Exercise instructions: Show each line that has the string "JSON" in it.

Dataset entries:
○ ○ ○ ○ ○ ○ ○
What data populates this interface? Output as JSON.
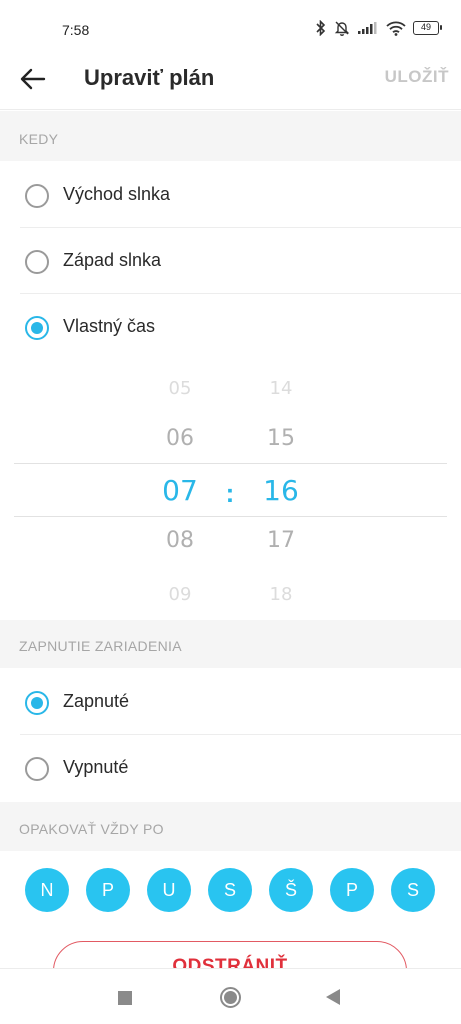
{
  "status_bar": {
    "time": "7:58",
    "battery": "49"
  },
  "app_bar": {
    "title": "Upraviť plán",
    "save_label": "ULOŽIŤ"
  },
  "when_section": {
    "header": "KEDY",
    "options": [
      {
        "label": "Východ slnka",
        "checked": false
      },
      {
        "label": "Západ slnka",
        "checked": false
      },
      {
        "label": "Vlastný čas",
        "checked": true
      }
    ]
  },
  "time_picker": {
    "hours": [
      "05",
      "06",
      "07",
      "08",
      "09"
    ],
    "minutes": [
      "14",
      "15",
      "16",
      "17",
      "18"
    ],
    "selected_hour": "07",
    "selected_minute": "16",
    "separator": ":"
  },
  "power_section": {
    "header": "ZAPNUTIE ZARIADENIA",
    "options": [
      {
        "label": "Zapnuté",
        "checked": true
      },
      {
        "label": "Vypnuté",
        "checked": false
      }
    ]
  },
  "repeat_section": {
    "header": "OPAKOVAŤ VŽDY PO",
    "days": [
      "N",
      "P",
      "U",
      "S",
      "Š",
      "P",
      "S"
    ]
  },
  "delete_label": "ODSTRÁNIŤ",
  "colors": {
    "accent": "#29b7e8",
    "chip": "#29c4f0",
    "danger": "#e0303b"
  }
}
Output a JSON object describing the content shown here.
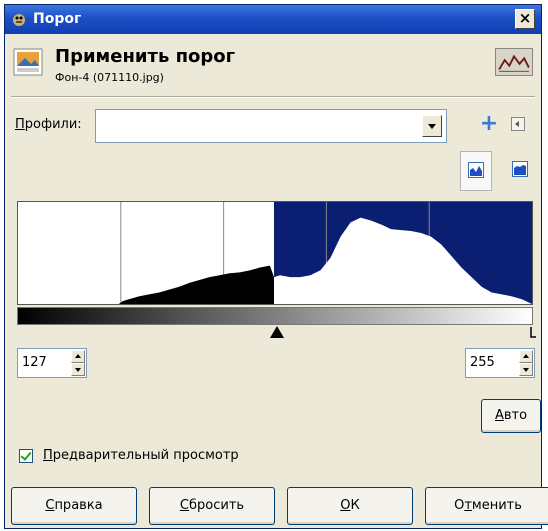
{
  "window": {
    "title": "Порог",
    "close_label": "×"
  },
  "header": {
    "title": "Применить порог",
    "subtitle": "Фон-4 (071110.jpg)"
  },
  "profiles": {
    "label_u": "П",
    "label_rest": "рофили:",
    "value": ""
  },
  "threshold": {
    "low": "127",
    "high": "255"
  },
  "auto_button": {
    "u": "А",
    "rest": "вто"
  },
  "preview": {
    "u": "П",
    "rest": "редварительный просмотр",
    "checked": true
  },
  "buttons": {
    "help": {
      "u": "С",
      "rest": "правка"
    },
    "reset": {
      "u": "С",
      "rest": "бросить"
    },
    "ok": {
      "u": "О",
      "rest": "К"
    },
    "cancel": {
      "pre": "О",
      "u": "т",
      "rest": "менить"
    }
  },
  "colors": {
    "selection": "#0a1f72",
    "histogram": "#000000",
    "titlebar": "#1c4fc4"
  },
  "chart_data": {
    "type": "area",
    "xlim": [
      0,
      255
    ],
    "selection_range": [
      127,
      255
    ],
    "x": [
      0,
      10,
      20,
      30,
      40,
      50,
      52,
      55,
      60,
      65,
      70,
      75,
      80,
      85,
      90,
      95,
      100,
      105,
      110,
      115,
      120,
      125,
      127,
      130,
      135,
      140,
      145,
      150,
      155,
      160,
      165,
      170,
      175,
      180,
      185,
      190,
      195,
      200,
      205,
      210,
      215,
      220,
      225,
      230,
      235,
      240,
      245,
      250,
      255
    ],
    "y": [
      0,
      0,
      0,
      0,
      0,
      0,
      3,
      5,
      8,
      10,
      12,
      15,
      18,
      22,
      25,
      28,
      30,
      32,
      33,
      35,
      38,
      40,
      28,
      30,
      28,
      28,
      30,
      35,
      48,
      70,
      85,
      90,
      87,
      83,
      78,
      77,
      76,
      74,
      70,
      62,
      50,
      38,
      28,
      18,
      12,
      10,
      8,
      5,
      0
    ]
  }
}
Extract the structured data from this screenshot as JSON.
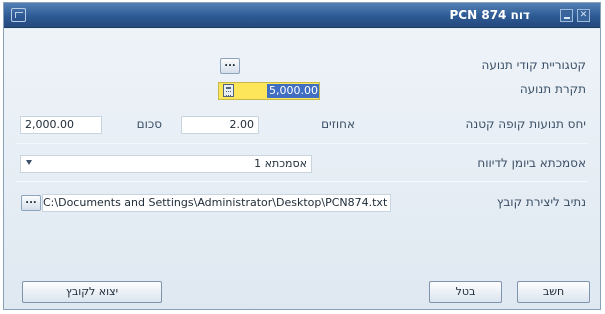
{
  "window": {
    "title": "דוח PCN 874"
  },
  "fields": {
    "movement_categories": {
      "label": "קטגוריית קודי תנועה",
      "button": "..."
    },
    "movement_cap": {
      "label": "תקרת תנועה",
      "value": "5,000.00"
    },
    "petty_cash_ratio": {
      "label": "יחס תנועות קופה קטנה",
      "percent_label": "אחוזים",
      "percent_value": "2.00",
      "amount_label": "סכום",
      "amount_value": "2,000.00"
    },
    "report_journal_batch": {
      "label": "אסמכתא ביומן לדיווח",
      "value": "אסמכתא 1"
    },
    "file_path": {
      "label": "נתיב ליצירת קובץ",
      "value": "C:\\Documents and Settings\\Administrator\\Desktop\\PCN874.txt",
      "button": "..."
    }
  },
  "buttons": {
    "calculate": "חשב",
    "cancel": "בטל",
    "export": "יצוא לקובץ"
  },
  "colors": {
    "titlebar": "#2d5a94",
    "highlight": "#fde65a",
    "selection": "#3f6ec2"
  }
}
○ ○ ○ ○ ○ ○ ○
Result of the task:
What data populates this interface? Output as JSON.
Output a JSON object describing the content shown here.
Extract the structured data from this screenshot as JSON.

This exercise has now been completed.